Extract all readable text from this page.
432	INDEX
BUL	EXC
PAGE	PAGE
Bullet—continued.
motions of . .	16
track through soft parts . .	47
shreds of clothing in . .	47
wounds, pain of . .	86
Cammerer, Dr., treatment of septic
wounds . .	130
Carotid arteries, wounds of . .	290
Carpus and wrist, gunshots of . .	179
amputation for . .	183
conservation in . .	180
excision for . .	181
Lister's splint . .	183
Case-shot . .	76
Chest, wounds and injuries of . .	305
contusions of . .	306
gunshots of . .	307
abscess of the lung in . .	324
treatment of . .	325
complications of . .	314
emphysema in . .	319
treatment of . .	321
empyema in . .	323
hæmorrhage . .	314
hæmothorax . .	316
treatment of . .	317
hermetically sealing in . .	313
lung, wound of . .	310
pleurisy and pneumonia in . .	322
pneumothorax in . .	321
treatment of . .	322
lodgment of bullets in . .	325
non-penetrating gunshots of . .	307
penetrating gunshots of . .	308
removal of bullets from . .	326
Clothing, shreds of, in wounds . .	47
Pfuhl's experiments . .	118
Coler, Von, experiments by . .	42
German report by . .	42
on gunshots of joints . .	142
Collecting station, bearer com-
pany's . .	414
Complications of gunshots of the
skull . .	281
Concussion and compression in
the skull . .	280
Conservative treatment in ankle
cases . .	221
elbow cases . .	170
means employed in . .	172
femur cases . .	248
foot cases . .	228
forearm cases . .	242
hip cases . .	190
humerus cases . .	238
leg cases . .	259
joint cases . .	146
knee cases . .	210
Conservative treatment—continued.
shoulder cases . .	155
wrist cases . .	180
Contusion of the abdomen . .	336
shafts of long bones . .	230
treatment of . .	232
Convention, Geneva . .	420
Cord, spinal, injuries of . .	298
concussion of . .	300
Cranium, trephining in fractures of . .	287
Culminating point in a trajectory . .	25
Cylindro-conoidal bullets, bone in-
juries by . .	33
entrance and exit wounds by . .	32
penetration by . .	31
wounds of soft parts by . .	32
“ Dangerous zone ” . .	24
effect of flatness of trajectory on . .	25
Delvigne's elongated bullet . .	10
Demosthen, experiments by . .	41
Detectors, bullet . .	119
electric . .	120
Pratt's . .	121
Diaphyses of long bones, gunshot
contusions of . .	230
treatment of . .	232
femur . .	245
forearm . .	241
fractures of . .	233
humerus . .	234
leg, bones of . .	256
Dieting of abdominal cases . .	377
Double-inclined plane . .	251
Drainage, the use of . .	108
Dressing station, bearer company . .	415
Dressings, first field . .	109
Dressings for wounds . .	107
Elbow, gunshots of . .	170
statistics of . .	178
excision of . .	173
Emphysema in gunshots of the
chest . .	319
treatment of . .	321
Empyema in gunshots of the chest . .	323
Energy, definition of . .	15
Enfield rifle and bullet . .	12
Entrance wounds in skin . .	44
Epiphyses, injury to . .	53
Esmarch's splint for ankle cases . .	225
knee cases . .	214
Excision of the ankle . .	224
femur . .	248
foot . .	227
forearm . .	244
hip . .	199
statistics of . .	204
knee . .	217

• **STATED GOAL**:
Copy every line of the listing containing the string "soft".

• **SOLUTION FOR THIS EXERCISE**:
track through soft parts . .	47
wounds of soft parts by . .	32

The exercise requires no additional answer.